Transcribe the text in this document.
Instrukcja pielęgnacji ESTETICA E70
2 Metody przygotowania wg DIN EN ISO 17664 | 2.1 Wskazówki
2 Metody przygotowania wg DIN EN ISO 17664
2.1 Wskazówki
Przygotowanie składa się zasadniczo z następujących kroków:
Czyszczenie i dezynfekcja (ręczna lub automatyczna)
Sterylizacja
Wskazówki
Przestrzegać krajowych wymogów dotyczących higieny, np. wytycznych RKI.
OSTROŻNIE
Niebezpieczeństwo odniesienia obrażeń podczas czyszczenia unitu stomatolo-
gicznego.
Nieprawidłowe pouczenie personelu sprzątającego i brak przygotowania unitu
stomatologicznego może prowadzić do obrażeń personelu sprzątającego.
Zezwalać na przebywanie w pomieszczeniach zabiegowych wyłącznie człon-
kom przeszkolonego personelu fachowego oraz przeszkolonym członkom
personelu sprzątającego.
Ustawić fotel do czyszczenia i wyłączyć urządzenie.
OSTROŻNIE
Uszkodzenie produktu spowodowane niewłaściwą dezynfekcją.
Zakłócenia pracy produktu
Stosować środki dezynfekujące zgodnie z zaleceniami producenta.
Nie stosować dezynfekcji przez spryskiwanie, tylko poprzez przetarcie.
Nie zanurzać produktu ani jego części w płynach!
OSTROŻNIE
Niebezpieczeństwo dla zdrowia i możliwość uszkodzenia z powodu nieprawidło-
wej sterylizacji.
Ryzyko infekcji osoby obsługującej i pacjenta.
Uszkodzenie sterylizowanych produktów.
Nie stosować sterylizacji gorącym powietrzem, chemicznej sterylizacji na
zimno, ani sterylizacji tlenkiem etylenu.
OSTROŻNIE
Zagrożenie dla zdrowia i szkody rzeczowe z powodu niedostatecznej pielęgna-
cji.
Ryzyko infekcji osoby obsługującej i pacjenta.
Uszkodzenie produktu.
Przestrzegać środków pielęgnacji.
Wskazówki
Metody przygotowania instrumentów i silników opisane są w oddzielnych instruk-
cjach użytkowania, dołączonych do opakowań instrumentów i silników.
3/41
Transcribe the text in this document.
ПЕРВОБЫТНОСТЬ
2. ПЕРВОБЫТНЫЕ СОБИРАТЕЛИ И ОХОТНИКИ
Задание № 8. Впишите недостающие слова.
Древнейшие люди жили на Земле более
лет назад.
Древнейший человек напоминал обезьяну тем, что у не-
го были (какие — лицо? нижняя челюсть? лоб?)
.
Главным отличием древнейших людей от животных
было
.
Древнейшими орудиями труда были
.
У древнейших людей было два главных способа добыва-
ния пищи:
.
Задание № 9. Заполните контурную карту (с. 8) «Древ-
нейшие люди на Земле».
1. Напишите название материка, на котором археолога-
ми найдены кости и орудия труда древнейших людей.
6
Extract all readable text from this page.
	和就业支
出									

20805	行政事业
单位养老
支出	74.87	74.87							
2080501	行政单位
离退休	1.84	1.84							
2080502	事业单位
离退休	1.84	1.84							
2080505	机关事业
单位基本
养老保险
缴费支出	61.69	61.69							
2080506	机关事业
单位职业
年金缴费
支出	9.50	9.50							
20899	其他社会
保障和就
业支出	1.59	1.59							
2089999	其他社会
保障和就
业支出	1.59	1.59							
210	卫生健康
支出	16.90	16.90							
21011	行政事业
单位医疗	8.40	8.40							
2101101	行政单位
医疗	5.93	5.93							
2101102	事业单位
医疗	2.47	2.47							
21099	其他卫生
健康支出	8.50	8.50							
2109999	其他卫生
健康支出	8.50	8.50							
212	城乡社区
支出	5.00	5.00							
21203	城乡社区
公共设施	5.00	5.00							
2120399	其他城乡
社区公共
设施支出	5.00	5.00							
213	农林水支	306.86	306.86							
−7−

=-=-=-=-=

● WHAT THE EXERCISE ASKS:
Output the entries exactly.

● THE REPLY:
Transcribe the text in this document.
Instrukcja pielęgnacji ESTETICA E70
2 Metody przygotowania wg DIN EN ISO 17664 | 2.1 Wskazówki
2 Metody przygotowania wg DIN EN ISO 17664
2.1 Wskazówki
Przygotowanie składa się zasadniczo z następujących kroków:
Czyszczenie i dezynfekcja (ręczna lub automatyczna)
Sterylizacja
Wskazówki
Przestrzegać krajowych wymogów dotyczących higieny, np. wytycznych RKI.
OSTROŻNIE
Niebezpieczeństwo odniesienia obrażeń podczas czyszczenia unitu stomatolo-
gicznego.
Nieprawidłowe pouczenie personelu sprzątającego i brak przygotowania unitu
stomatologicznego może prowadzić do obrażeń personelu sprzątającego.
Zezwalać na przebywanie w pomieszczeniach zabiegowych wyłącznie człon-
kom przeszkolonego personelu fachowego oraz przeszkolonym członkom
personelu sprzątającego.
Ustawić fotel do czyszczenia i wyłączyć urządzenie.
OSTROŻNIE
Uszkodzenie produktu spowodowane niewłaściwą dezynfekcją.
Zakłócenia pracy produktu
Stosować środki dezynfekujące zgodnie z zaleceniami producenta.
Nie stosować dezynfekcji przez spryskiwanie, tylko poprzez przetarcie.
Nie zanurzać produktu ani jego części w płynach!
OSTROŻNIE
Niebezpieczeństwo dla zdrowia i możliwość uszkodzenia z powodu nieprawidło-
wej sterylizacji.
Ryzyko infekcji osoby obsługującej i pacjenta.
Uszkodzenie sterylizowanych produktów.
Nie stosować sterylizacji gorącym powietrzem, chemicznej sterylizacji na
zimno, ani sterylizacji tlenkiem etylenu.
OSTROŻNIE
Zagrożenie dla zdrowia i szkody rzeczowe z powodu niedostatecznej pielęgna-
cji.
Ryzyko infekcji osoby obsługującej i pacjenta.
Uszkodzenie produktu.
Przestrzegać środków pielęgnacji.
Wskazówki
Metody przygotowania instrumentów i silników opisane są w oddzielnych instruk-
cjach użytkowania, dołączonych do opakowań instrumentów i silników.
3/41
Transcribe the text in this document.
ПЕРВОБЫТНОСТЬ
2. ПЕРВОБЫТНЫЕ СОБИРАТЕЛИ И ОХОТНИКИ
Задание № 8. Впишите недостающие слова.
Древнейшие люди жили на Земле более
лет назад.
Древнейший человек напоминал обезьяну тем, что у не-
го были (какие — лицо? нижняя челюсть? лоб?)
.
Главным отличием древнейших людей от животных
было
.
Древнейшими орудиями труда были
.
У древнейших людей было два главных способа добыва-
ния пищи:
.
Задание № 9. Заполните контурную карту (с. 8) «Древ-
нейшие люди на Земле».
1. Напишите название материка, на котором археолога-
ми найдены кости и орудия труда древнейших людей.
6
Extract all readable text from this page.
	和就业支
出									

20805	行政事业
单位养老
支出	74.87	74.87							
2080501	行政单位
离退休	1.84	1.84							
2080502	事业单位
离退休	1.84	1.84							
2080505	机关事业
单位基本
养老保险
缴费支出	61.69	61.69							
2080506	机关事业
单位职业
年金缴费
支出	9.50	9.50							
20899	其他社会
保障和就
业支出	1.59	1.59							
2089999	其他社会
保障和就
业支出	1.59	1.59							
210	卫生健康
支出	16.90	16.90							
21011	行政事业
单位医疗	8.40	8.40							
2101101	行政单位
医疗	5.93	5.93							
2101102	事业单位
医疗	2.47	2.47							
21099	其他卫生
健康支出	8.50	8.50							
2109999	其他卫生
健康支出	8.50	8.50							
212	城乡社区
支出	5.00	5.00							
21203	城乡社区
公共设施	5.00	5.00							
2120399	其他城乡
社区公共
设施支出	5.00	5.00							
213	农林水支	306.86	306.86							
−7−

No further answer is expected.